-- begin Provided records --
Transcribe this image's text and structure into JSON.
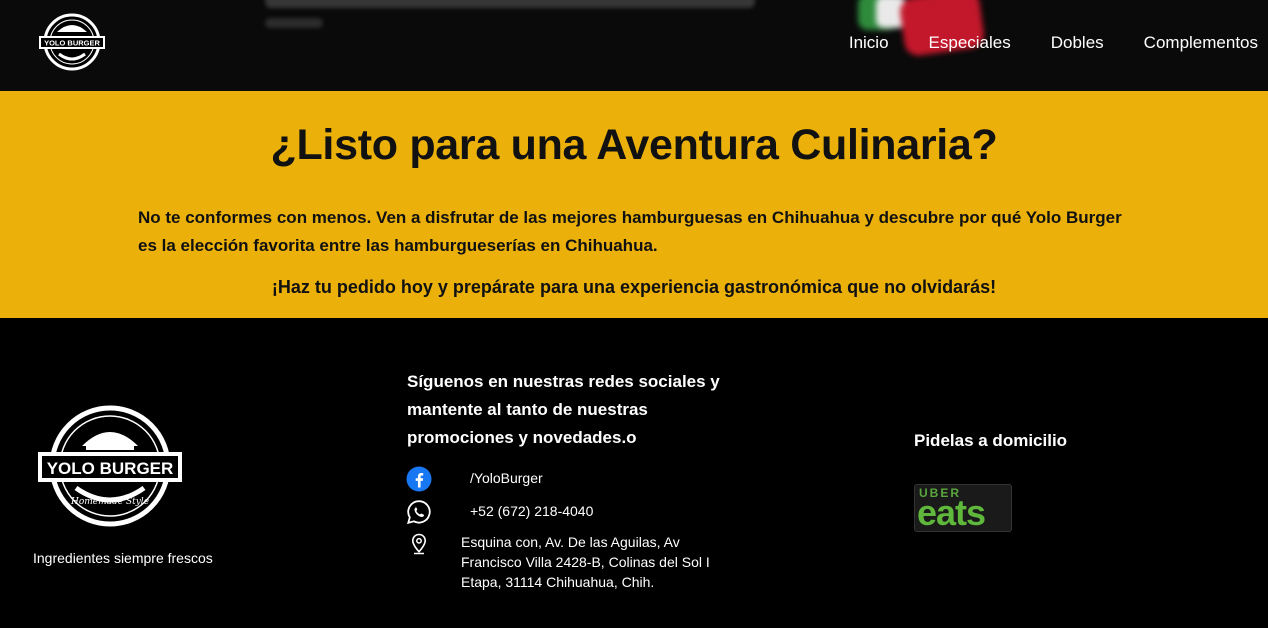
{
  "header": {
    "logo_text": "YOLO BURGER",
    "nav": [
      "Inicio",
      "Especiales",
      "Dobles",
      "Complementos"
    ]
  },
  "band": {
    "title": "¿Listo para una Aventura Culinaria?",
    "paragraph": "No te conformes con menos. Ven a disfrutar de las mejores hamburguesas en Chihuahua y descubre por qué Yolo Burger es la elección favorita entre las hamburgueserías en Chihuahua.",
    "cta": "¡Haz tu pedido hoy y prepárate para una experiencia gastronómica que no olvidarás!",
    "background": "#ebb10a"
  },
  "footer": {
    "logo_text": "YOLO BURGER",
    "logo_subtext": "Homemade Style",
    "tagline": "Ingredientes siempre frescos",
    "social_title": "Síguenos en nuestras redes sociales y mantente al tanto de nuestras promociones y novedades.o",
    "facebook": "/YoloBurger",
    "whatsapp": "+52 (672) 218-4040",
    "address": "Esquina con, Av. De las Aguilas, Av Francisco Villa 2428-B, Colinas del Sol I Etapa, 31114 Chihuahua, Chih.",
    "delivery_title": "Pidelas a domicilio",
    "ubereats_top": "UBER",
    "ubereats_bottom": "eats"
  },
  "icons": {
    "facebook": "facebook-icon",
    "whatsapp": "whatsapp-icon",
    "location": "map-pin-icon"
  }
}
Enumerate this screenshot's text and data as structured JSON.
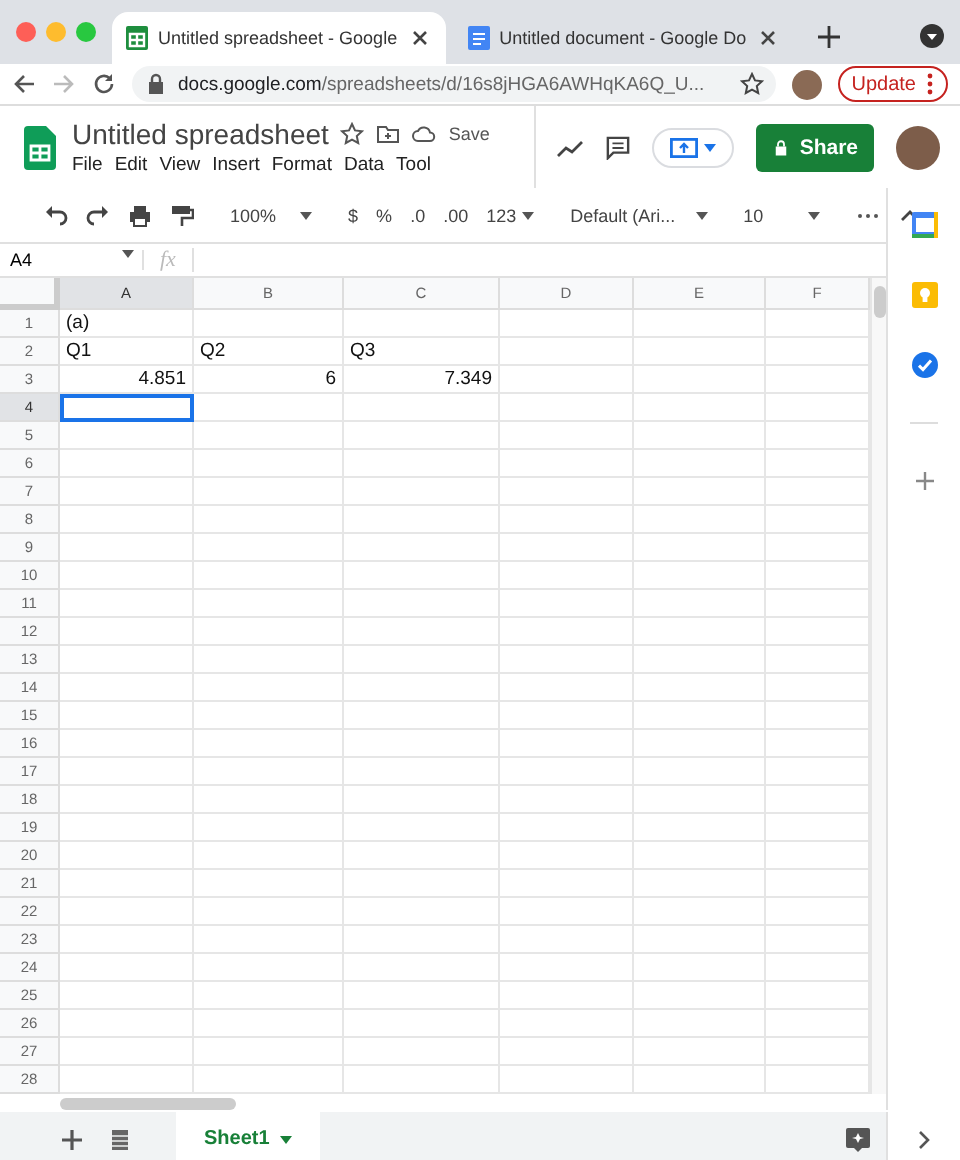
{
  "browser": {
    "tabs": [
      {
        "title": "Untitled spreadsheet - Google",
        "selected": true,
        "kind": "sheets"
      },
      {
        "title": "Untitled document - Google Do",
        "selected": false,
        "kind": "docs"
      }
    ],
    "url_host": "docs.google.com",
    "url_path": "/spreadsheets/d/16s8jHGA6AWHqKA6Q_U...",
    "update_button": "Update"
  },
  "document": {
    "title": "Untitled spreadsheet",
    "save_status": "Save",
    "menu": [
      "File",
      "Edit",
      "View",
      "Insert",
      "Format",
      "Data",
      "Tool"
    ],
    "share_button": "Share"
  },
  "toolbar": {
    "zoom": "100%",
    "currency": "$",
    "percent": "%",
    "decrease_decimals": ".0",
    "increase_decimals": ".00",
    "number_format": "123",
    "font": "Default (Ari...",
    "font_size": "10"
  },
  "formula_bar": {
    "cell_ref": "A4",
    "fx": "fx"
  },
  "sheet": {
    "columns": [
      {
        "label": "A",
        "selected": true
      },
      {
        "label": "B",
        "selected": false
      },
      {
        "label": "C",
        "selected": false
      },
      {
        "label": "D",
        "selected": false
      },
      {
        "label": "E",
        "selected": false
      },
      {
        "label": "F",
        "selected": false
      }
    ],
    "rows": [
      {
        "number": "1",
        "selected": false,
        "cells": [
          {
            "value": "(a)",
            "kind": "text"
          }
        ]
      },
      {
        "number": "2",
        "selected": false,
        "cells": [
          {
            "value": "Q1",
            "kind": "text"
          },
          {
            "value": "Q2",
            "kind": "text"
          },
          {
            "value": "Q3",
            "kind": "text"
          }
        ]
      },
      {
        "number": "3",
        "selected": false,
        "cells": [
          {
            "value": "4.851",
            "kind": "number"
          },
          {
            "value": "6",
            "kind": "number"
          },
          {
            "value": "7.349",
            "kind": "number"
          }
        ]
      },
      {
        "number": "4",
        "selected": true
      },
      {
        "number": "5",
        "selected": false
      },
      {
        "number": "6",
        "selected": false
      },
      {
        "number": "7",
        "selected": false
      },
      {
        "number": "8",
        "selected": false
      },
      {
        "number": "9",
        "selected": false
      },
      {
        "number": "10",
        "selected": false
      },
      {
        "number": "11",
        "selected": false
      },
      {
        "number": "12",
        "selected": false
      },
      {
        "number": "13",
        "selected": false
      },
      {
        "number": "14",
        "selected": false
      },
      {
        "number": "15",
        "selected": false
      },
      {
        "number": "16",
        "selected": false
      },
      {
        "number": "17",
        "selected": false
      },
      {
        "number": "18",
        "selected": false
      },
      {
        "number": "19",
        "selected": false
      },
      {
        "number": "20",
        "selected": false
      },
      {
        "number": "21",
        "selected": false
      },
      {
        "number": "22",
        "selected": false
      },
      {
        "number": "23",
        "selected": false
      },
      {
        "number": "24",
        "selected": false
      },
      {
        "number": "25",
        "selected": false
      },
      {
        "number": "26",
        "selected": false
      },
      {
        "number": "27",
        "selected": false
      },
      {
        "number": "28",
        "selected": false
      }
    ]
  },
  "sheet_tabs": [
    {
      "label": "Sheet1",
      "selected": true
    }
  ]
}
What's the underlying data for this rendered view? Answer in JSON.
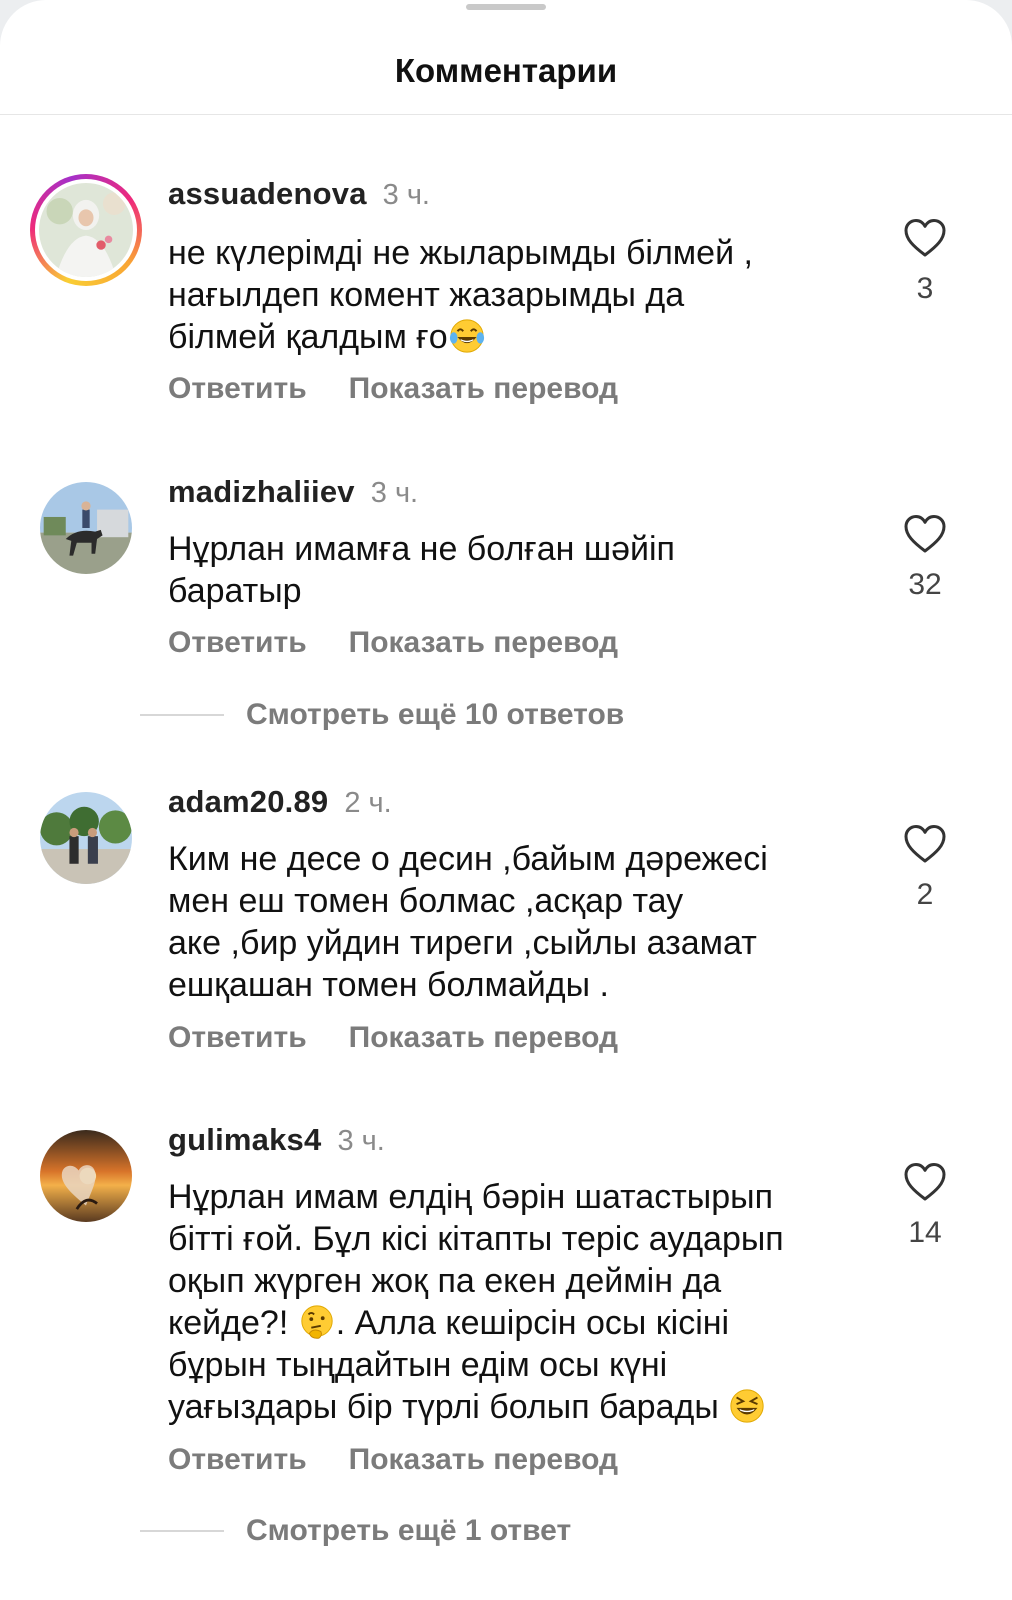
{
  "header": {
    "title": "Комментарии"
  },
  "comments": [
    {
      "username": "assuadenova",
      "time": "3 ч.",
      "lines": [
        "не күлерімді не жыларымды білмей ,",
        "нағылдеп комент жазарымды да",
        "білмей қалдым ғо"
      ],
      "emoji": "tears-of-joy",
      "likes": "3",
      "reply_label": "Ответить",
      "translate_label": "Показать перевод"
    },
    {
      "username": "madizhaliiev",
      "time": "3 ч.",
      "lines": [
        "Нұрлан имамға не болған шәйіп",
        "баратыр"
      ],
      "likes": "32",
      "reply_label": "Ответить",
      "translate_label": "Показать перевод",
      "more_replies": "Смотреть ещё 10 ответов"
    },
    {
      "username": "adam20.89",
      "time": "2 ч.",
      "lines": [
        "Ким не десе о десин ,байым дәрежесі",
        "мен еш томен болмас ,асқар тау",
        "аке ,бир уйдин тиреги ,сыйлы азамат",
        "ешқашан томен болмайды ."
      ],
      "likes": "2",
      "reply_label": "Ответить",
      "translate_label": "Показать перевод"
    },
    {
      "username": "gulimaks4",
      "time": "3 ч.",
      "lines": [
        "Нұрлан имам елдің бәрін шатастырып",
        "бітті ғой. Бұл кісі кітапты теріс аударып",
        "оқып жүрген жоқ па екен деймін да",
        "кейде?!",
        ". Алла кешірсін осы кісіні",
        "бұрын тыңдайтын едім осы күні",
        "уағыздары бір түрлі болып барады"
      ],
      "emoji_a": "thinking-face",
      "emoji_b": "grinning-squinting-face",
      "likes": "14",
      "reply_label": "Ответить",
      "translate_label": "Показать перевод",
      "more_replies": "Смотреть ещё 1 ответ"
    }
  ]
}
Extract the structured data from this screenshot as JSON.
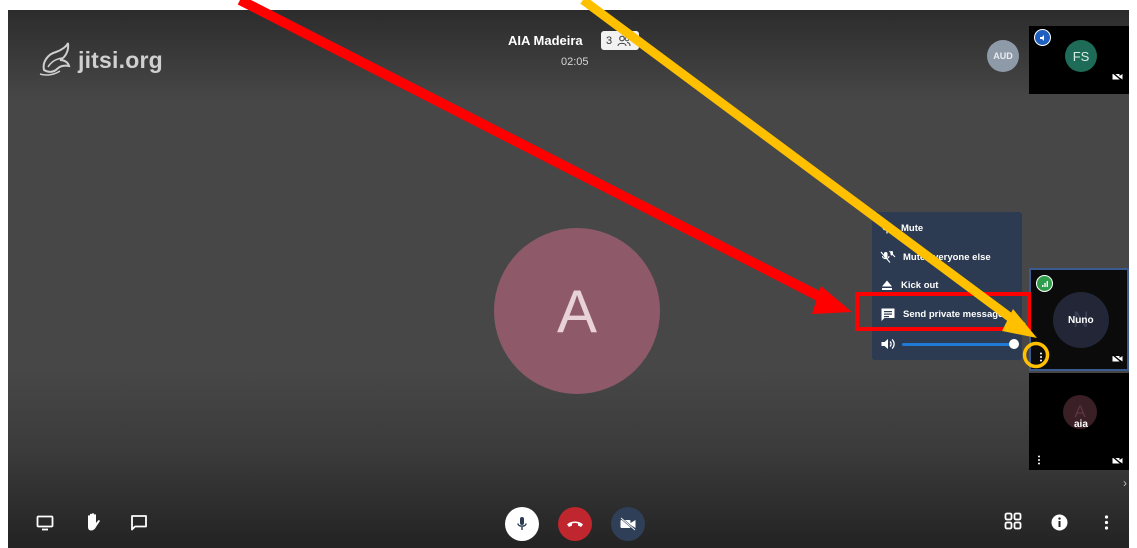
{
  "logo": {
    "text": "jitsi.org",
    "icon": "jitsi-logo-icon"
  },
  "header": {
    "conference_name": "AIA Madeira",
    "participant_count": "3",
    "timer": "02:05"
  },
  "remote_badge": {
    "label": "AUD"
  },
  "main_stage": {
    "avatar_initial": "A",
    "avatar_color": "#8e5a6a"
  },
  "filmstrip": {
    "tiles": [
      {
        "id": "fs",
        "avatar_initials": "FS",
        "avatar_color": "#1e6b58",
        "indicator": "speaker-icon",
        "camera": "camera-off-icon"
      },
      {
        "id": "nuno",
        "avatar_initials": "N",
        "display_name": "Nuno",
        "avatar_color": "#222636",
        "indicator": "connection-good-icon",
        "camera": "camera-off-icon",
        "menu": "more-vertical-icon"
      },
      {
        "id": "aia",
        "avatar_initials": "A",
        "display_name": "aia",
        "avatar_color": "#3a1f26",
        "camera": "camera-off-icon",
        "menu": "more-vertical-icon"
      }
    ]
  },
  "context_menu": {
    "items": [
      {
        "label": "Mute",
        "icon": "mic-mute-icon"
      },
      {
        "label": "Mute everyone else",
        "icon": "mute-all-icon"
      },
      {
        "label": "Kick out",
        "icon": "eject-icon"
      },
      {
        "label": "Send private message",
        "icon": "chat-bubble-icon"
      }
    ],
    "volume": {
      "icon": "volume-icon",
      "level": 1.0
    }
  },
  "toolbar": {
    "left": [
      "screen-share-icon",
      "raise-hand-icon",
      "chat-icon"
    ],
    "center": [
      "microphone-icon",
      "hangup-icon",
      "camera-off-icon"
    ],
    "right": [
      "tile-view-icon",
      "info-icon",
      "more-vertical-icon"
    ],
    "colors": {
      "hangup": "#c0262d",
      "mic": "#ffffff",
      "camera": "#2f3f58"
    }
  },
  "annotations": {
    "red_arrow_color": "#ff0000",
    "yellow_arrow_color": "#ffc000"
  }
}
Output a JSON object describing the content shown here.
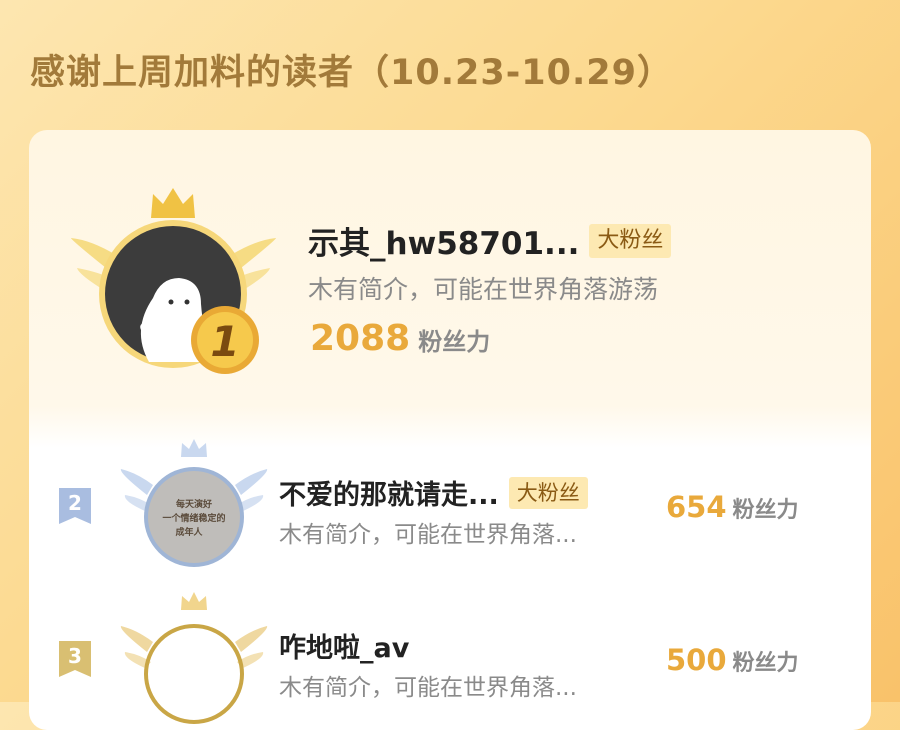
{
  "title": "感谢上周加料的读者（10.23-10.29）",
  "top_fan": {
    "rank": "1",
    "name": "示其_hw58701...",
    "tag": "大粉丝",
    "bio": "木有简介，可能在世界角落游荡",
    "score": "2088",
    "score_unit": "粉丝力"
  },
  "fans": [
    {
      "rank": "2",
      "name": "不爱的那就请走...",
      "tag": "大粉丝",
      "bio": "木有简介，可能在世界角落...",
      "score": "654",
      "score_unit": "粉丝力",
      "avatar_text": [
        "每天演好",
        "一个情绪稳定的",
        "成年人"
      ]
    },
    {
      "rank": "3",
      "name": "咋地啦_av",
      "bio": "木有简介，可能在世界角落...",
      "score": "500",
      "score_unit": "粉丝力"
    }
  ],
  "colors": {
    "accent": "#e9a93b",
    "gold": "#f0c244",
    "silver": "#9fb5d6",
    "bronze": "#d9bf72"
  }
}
-- end Provided records --
- Given exercise: Scan the entries above. Copy each line that has the string "facebook".

- Reply:
    "facebook": "/YoloBurger",
    "facebook": "facebook-icon",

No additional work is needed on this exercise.